* _設定課題 1_: 次の(a)〜(c)が抜粋本文の内容と一致するか判断してください。それぞれ「はい」か「いいえ」で答え、判断の根拠となる本文の語句をそのまま引用してください。(a) 市民総おどり大会は毎年8月15日に開かれる。(b) 灯籠流し花火大会は8月15日に開かれる。(c) 宮津盆おどりは、市内の中学生が毎年運動会で披露している。
* _設定課題 2_: リストの先頭行から「data-point — [339, 186, 343, 190]」を含む行までを、両端の行も含めて一字一句変えずに書き写してください。

* _抜粋本文_:
>>>
和のこころをつなぐ vol.2 「花街が生んだ宮津の郷土文化」

まちと文化

和のこころをつなぐ vol.2 「花街が生んだ宮津の郷土文化」

海の京都DMOの文化観光サポーター河田恵美です。海の京都エリアの伝統文化やお祭りの継承、地域文化の活性化のために活動しています。
海の京都Timesでは、祭礼や民俗芸能に関する記事を連載しています。

第2回目は、宮津市の郷土民俗芸能「宮津おどり」について取材をしました。

市民が親しむ「宮津盆おどり」

「丹後の宮津でピンと出した」という歌詞ではじまる、宮津市民であれば誰もが知っている宮津節。宮津節に合わせて踊る宮津盆おどりは、市内の小学生が毎年運動会で披露するなど、子どもたちも慣れ親しんでいる。

毎年8月15日には市民総おどり大会が開かれ、地元企業や中高生、地区代表のチームがおどりを競う。8月16日には宮津の一大イベント、灯籠流し花火大会が開かれ、花火の後に住民が参加する盆踊りは夏の風物詩にもなっている。
<<<
* _対象リスト_:
>>>
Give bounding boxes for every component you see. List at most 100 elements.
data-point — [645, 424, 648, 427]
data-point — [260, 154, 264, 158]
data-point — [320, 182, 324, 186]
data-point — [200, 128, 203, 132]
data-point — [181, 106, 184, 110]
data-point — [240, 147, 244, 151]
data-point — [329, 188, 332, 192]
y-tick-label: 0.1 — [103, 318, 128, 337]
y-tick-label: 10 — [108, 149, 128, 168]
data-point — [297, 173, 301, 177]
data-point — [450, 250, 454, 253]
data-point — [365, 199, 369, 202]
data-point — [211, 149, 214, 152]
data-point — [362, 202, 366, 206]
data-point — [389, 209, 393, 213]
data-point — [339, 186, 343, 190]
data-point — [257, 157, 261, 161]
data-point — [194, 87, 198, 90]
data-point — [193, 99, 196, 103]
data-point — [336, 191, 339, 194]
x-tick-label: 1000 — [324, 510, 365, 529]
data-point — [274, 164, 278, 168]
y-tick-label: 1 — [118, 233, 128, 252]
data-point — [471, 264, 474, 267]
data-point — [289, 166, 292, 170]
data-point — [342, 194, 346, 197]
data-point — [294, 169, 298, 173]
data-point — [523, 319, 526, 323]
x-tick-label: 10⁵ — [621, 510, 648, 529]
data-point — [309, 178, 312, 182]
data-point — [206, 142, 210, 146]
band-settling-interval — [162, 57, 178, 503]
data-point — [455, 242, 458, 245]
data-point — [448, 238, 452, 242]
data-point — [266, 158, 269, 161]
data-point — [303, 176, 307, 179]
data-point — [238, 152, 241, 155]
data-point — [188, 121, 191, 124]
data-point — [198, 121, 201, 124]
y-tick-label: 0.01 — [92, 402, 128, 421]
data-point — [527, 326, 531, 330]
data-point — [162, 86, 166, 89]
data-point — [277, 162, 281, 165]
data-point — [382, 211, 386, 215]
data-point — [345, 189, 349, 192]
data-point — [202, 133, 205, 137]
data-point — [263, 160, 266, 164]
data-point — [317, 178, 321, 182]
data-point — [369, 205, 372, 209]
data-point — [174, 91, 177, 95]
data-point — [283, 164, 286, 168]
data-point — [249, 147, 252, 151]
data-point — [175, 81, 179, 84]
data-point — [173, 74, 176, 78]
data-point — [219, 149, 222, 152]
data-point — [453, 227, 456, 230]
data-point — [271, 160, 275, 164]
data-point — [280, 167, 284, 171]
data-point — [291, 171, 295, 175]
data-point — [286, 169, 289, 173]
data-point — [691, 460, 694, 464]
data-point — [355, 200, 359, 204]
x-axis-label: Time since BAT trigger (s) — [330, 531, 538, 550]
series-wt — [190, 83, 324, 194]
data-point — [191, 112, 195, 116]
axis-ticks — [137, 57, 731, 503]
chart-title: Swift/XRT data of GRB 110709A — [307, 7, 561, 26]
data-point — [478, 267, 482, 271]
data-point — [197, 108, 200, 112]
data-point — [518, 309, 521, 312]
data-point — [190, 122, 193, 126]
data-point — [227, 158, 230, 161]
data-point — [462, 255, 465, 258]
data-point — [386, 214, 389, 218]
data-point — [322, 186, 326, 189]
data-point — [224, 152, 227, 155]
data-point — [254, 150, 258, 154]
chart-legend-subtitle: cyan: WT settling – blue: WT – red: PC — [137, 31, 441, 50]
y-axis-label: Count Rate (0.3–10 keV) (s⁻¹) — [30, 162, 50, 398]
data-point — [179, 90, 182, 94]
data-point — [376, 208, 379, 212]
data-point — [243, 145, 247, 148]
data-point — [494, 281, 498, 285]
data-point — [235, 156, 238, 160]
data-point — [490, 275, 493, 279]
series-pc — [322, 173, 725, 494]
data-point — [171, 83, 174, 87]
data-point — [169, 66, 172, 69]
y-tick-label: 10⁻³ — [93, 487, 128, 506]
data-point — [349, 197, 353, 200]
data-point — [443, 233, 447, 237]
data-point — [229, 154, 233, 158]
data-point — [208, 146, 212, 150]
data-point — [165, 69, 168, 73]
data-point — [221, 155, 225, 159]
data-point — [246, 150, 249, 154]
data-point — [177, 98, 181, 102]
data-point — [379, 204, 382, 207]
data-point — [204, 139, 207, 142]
<<<
* _正答出力 1_:
(a) はい。「毎年8月15日には市民総おどり大会が開かれ」
(b) いいえ。「8月16日には宮津の一大イベント、灯籠流し花火大会が開かれ」
(c) いいえ。「市内の小学生が毎年運動会で披露する」

* _正答出力 2_:
Give bounding boxes for every component you see. List at most 100 elements.
data-point — [645, 424, 648, 427]
data-point — [260, 154, 264, 158]
data-point — [320, 182, 324, 186]
data-point — [200, 128, 203, 132]
data-point — [181, 106, 184, 110]
data-point — [240, 147, 244, 151]
data-point — [329, 188, 332, 192]
y-tick-label: 0.1 — [103, 318, 128, 337]
y-tick-label: 10 — [108, 149, 128, 168]
data-point — [297, 173, 301, 177]
data-point — [450, 250, 454, 253]
data-point — [365, 199, 369, 202]
data-point — [211, 149, 214, 152]
data-point — [362, 202, 366, 206]
data-point — [389, 209, 393, 213]
data-point — [339, 186, 343, 190]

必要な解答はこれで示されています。